━━━ DOCUMENT
Lors de la séance du Conseil d’État qui a examiné ce recours, le Rapporteur public a déclaré : « Faut-il attendre les échéances de 2030 [− 40 %] et 2050 pour enjoindre au gouvernement d’agir ? Non ». Il a demandé une instruction supplémentaire et donné trois mois au gouvernement pour qu’il produise « tous les éléments permettant de vérifier la cohérence de la trajectoire » de réduction des émissions de gaz à effet de serre.
A l’époque, Corine Lepage, l’avocate de Grande-Synthe et ancienne ministre de l’environnement a affirmé : « C’est bien la preuve que le rapporteur public n’a pas été convaincu par les éléments apportés jusqu’ici par le gouvernement qui sera bien en peine d’en trouver d’autres ». Pour étayer cette position, il faut préciser que Dans son rapport annuel, publié en juillet, le Haut Conseil pour le climat relève en effet que la France n’est toujours pas sur la bonne trajectoire, jugeant que « les actions climatiques [du pays] ne sont pas à la hauteur des enjeux ni de [ses] objectifs ». Ainsi, les émissions de gaz à effets de serre ont baissé seulement de 0,9 % entre 2018 et 2019, alors que le rythme devrait être d’une diminution annuelle de 1,5 %, et de 3,2 % à partir de 2025 pour atteindre la neutralité carbone en 2050.
La procédure a pris une dimension supplémentaire avec l’intervention des villes de Paris et Grenoble ainsi que des associations de l’Affaire du siècle, qui se sont jointes au recours. Après avoir lancé cette pétition (plus de 2 millions de signatures en un mois), les ONG Notre affaire à tous, Greenpeace, Oxfam et la Fondation Nicolas Hulot, ont déposé en mars 2019 un recours devant le tribunal administratif de Paris pour « carence fautive » de l’Etat.
━━━━━━
━━━ EXTRAITS DE DONNÉES
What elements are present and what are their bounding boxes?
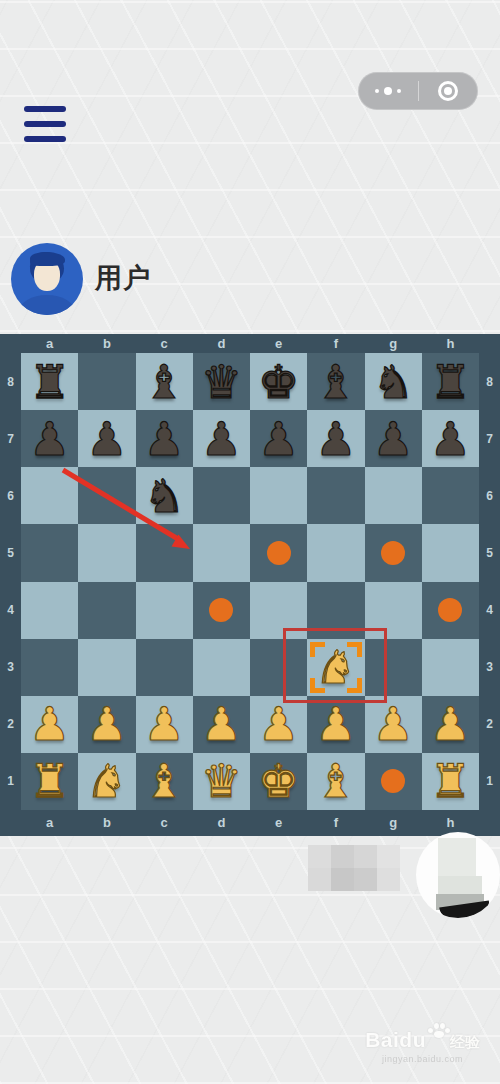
- rank-label-4: 4: [0, 582, 21, 639]
- square-g5[interactable]: [365, 524, 422, 581]
- file-label-h: h: [422, 335, 479, 353]
- rank-label-1: 1: [0, 753, 21, 810]
- rank-labels-left: 87654321: [0, 353, 21, 810]
- hamburger-menu-icon[interactable]: [24, 106, 66, 151]
- rank-label-1: 1: [479, 753, 500, 810]
- white-queen-d1[interactable]: ♛: [193, 753, 250, 810]
- rank-label-8: 8: [0, 353, 21, 410]
- square-e6[interactable]: [250, 467, 307, 524]
- square-c4[interactable]: [136, 582, 193, 639]
- black-queen-d8[interactable]: ♛: [193, 353, 250, 410]
- white-pawn-g2[interactable]: ♟: [365, 696, 422, 753]
- rank-label-2: 2: [0, 696, 21, 753]
- file-label-g: g: [365, 335, 422, 353]
- black-pawn-a7[interactable]: ♟: [21, 410, 78, 467]
- rank-labels-right: 87654321: [479, 353, 500, 810]
- square-g7[interactable]: ♟: [365, 410, 422, 467]
- white-pawn-d2[interactable]: ♟: [193, 696, 250, 753]
- rank-label-5: 5: [0, 524, 21, 581]
- rank-label-6: 6: [0, 467, 21, 524]
- file-label-e: e: [250, 812, 307, 836]
- square-f8[interactable]: ♝: [307, 353, 364, 410]
- white-rook-a1[interactable]: ♜: [21, 753, 78, 810]
- file-label-f: f: [307, 335, 364, 353]
- board-squares: ♜♝♛♚♝♞♜♟♟♟♟♟♟♟♟♞♞♟♟♟♟♟♟♟♟♜♞♝♛♚♝♜: [21, 353, 479, 810]
- square-b1[interactable]: ♞: [78, 753, 135, 810]
- file-label-b: b: [78, 335, 135, 353]
- rank-label-4: 4: [479, 582, 500, 639]
- square-c1[interactable]: ♝: [136, 753, 193, 810]
- square-a2[interactable]: ♟: [21, 696, 78, 753]
- square-f7[interactable]: ♟: [307, 410, 364, 467]
- player-name: 用户: [95, 260, 151, 296]
- square-b4[interactable]: [78, 582, 135, 639]
- square-h7[interactable]: ♟: [422, 410, 479, 467]
- watermark-brand: Baidu: [365, 1028, 426, 1052]
- black-pawn-c7[interactable]: ♟: [136, 410, 193, 467]
- square-e5[interactable]: [250, 524, 307, 581]
- rank-label-6: 6: [479, 467, 500, 524]
- blurred-opponent-avatar: [416, 832, 500, 918]
- rank-label-8: 8: [479, 353, 500, 410]
- white-pawn-h2[interactable]: ♟: [422, 696, 479, 753]
- white-bishop-c1[interactable]: ♝: [136, 753, 193, 810]
- move-hint-dot-h4[interactable]: [438, 598, 462, 622]
- square-f5[interactable]: [307, 524, 364, 581]
- square-d7[interactable]: ♟: [193, 410, 250, 467]
- white-pawn-c2[interactable]: ♟: [136, 696, 193, 753]
- black-bishop-f8[interactable]: ♝: [307, 353, 364, 410]
- white-pawn-e2[interactable]: ♟: [250, 696, 307, 753]
- square-h4[interactable]: [422, 582, 479, 639]
- square-f1[interactable]: ♝: [307, 753, 364, 810]
- square-a7[interactable]: ♟: [21, 410, 78, 467]
- square-b8[interactable]: [78, 353, 135, 410]
- blurred-opponent-name: [308, 845, 400, 891]
- square-c3[interactable]: [136, 639, 193, 696]
- white-pawn-a2[interactable]: ♟: [21, 696, 78, 753]
- black-king-e8[interactable]: ♚: [250, 353, 307, 410]
- white-pawn-f2[interactable]: ♟: [307, 696, 364, 753]
- black-pawn-g7[interactable]: ♟: [365, 410, 422, 467]
- rank-label-3: 3: [0, 639, 21, 696]
- square-a6[interactable]: [21, 467, 78, 524]
- move-hint-dot-g1[interactable]: [381, 769, 405, 793]
- tutorial-rect-annotation: [283, 628, 387, 703]
- square-h3[interactable]: [422, 639, 479, 696]
- square-c2[interactable]: ♟: [136, 696, 193, 753]
- black-pawn-e7[interactable]: ♟: [250, 410, 307, 467]
- file-label-c: c: [136, 335, 193, 353]
- square-d1[interactable]: ♛: [193, 753, 250, 810]
- square-b3[interactable]: [78, 639, 135, 696]
- file-labels-top: abcdefgh: [21, 335, 479, 353]
- black-rook-a8[interactable]: ♜: [21, 353, 78, 410]
- rank-label-5: 5: [479, 524, 500, 581]
- file-label-b: b: [78, 812, 135, 836]
- square-h2[interactable]: ♟: [422, 696, 479, 753]
- black-pawn-b7[interactable]: ♟: [78, 410, 135, 467]
- square-h5[interactable]: [422, 524, 479, 581]
- square-c8[interactable]: ♝: [136, 353, 193, 410]
- square-b7[interactable]: ♟: [78, 410, 135, 467]
- square-g1[interactable]: [365, 753, 422, 810]
- watermark-suffix: 经验: [450, 1033, 480, 1052]
- square-h1[interactable]: ♜: [422, 753, 479, 810]
- square-a1[interactable]: ♜: [21, 753, 78, 810]
- black-knight-c6[interactable]: ♞: [136, 467, 193, 524]
- black-knight-g8[interactable]: ♞: [365, 353, 422, 410]
- square-f6[interactable]: [307, 467, 364, 524]
- rank-label-3: 3: [479, 639, 500, 696]
- black-pawn-f7[interactable]: ♟: [307, 410, 364, 467]
- square-d6[interactable]: [193, 467, 250, 524]
- file-label-f: f: [307, 812, 364, 836]
- file-label-g: g: [365, 812, 422, 836]
- rank-label-2: 2: [479, 696, 500, 753]
- square-c5[interactable]: [136, 524, 193, 581]
- white-knight-b1[interactable]: ♞: [78, 753, 135, 810]
- square-d8[interactable]: ♛: [193, 353, 250, 410]
- square-h6[interactable]: [422, 467, 479, 524]
- file-label-d: d: [193, 335, 250, 353]
- white-king-e1[interactable]: ♚: [250, 753, 307, 810]
- square-c7[interactable]: ♟: [136, 410, 193, 467]
- target-circle-icon: [438, 81, 458, 101]
- white-bishop-f1[interactable]: ♝: [307, 753, 364, 810]
- chess-board: abcdefgh 87654321 87654321 ♜♝♛♚♝♞♜♟♟♟♟♟♟…: [0, 334, 500, 836]
- rank-label-7: 7: [479, 410, 500, 467]
- file-label-c: c: [136, 812, 193, 836]
- square-h8[interactable]: ♜: [422, 353, 479, 410]
- black-pawn-d7[interactable]: ♟: [193, 410, 250, 467]
- square-b2[interactable]: ♟: [78, 696, 135, 753]
- square-a3[interactable]: [21, 639, 78, 696]
- close-button[interactable]: [419, 72, 479, 110]
- black-bishop-c8[interactable]: ♝: [136, 353, 193, 410]
- more-button[interactable]: [358, 72, 418, 110]
- square-e1[interactable]: ♚: [250, 753, 307, 810]
- file-labels-bottom: abcdefgh: [21, 812, 479, 836]
- square-c6[interactable]: ♞: [136, 467, 193, 524]
- miniprogram-capsule: [358, 72, 478, 110]
- move-hint-dot-e5[interactable]: [267, 541, 291, 565]
- square-g8[interactable]: ♞: [365, 353, 422, 410]
- square-d4[interactable]: [193, 582, 250, 639]
- square-e8[interactable]: ♚: [250, 353, 307, 410]
- baidu-jingyan-watermark: Baidu 经验 jingyan.baidu.com: [365, 1022, 480, 1064]
- square-a8[interactable]: ♜: [21, 353, 78, 410]
- black-rook-h8[interactable]: ♜: [422, 353, 479, 410]
- square-b6[interactable]: [78, 467, 135, 524]
- square-d5[interactable]: [193, 524, 250, 581]
- file-label-a: a: [21, 812, 78, 836]
- file-label-e: e: [250, 335, 307, 353]
- paw-icon: [428, 1022, 450, 1040]
- ellipsis-icon: [375, 87, 401, 95]
- square-g6[interactable]: [365, 467, 422, 524]
- square-e7[interactable]: ♟: [250, 410, 307, 467]
- file-label-d: d: [193, 812, 250, 836]
- rank-label-7: 7: [0, 410, 21, 467]
- move-hint-dot-g5[interactable]: [381, 541, 405, 565]
- white-rook-h1[interactable]: ♜: [422, 753, 479, 810]
- square-g2[interactable]: ♟: [365, 696, 422, 753]
- square-d3[interactable]: [193, 639, 250, 696]
- watermark-subtext: jingyan.baidu.com: [365, 1054, 480, 1064]
- player-avatar: [11, 243, 83, 315]
- square-e2[interactable]: ♟: [250, 696, 307, 753]
- move-hint-dot-d4[interactable]: [209, 598, 233, 622]
- square-a5[interactable]: [21, 524, 78, 581]
- white-pawn-b2[interactable]: ♟: [78, 696, 135, 753]
- file-label-a: a: [21, 335, 78, 353]
- black-pawn-h7[interactable]: ♟: [422, 410, 479, 467]
- square-f2[interactable]: ♟: [307, 696, 364, 753]
- square-d2[interactable]: ♟: [193, 696, 250, 753]
- square-b5[interactable]: [78, 524, 135, 581]
- square-a4[interactable]: [21, 582, 78, 639]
━━━━━━
• _OBJECTIF 1_: Recopie le passage du texte sur le recours climatique situé entre « Lors de la séance » et « effet de serre. », bornes incluses, en remplaçant « gouvernement » par « exécutif ».
• _OBJECTIF 2_: Prolonge le texte sur le recours de Grande-Synthe au-delà de sa dernière phrase.
Le matériel ne joue aucun rôle ici.

• _CORRIGÉ 1_:
Lors de la séance du Conseil d’État qui a examiné ce recours, le Rapporteur public a déclaré : « Faut-il attendre les échéances de 2030 [− 40 %] et 2050 pour enjoindre au exécutif d’agir ? Non ». Il a demandé une instruction supplémentaire et donné trois mois au exécutif pour qu’il produise « tous les éléments permettant de vérifier la cohérence de la trajectoire » de réduction des émissions de gaz à effet de serre.

• _CORRIGÉ 2_:
Finalement, le Conseil d’Etat a bien suivi le Rapporteur public : un délai de trois mois est fixé au gouvernement pour « justifier que la trajectoire de réduction à horizon 2030 pourra être respectée ».
Les avocats de l’Affaire du siècle estiment qu’il s’agit d’une décision « historique ». « Un pas de géant », a salué l’ancien ministre de l’écologie Nicolas Hulot. « Pour la première fois en France, l’Etat devra alors rendre des comptes sur ses politiques climatiques ». Le Conseil d’État donne trois mois au gouvernement pour prouver qu’il respecte ses engagements climatiques : il devra « justifier que la trajectoire de réduction à horizon 2030 pourra être respectée ».
Par un décret paru en avril, le gouvernement, faute d’être parvenu à respecter ses objectifs pour la période 2015-2018, a relevé les budgets carbone (les plafonds d’émissions) pour la période 2019-2023. Les modifications des budgets carbone « prévoient un décalage de la trajectoire de réduction des émissions qui conduit à reporter l’essentiel de l’effort après 2020, selon une trajectoire qui n’a jamais été atteinte jusqu’ici », note le Conseil d’Etat.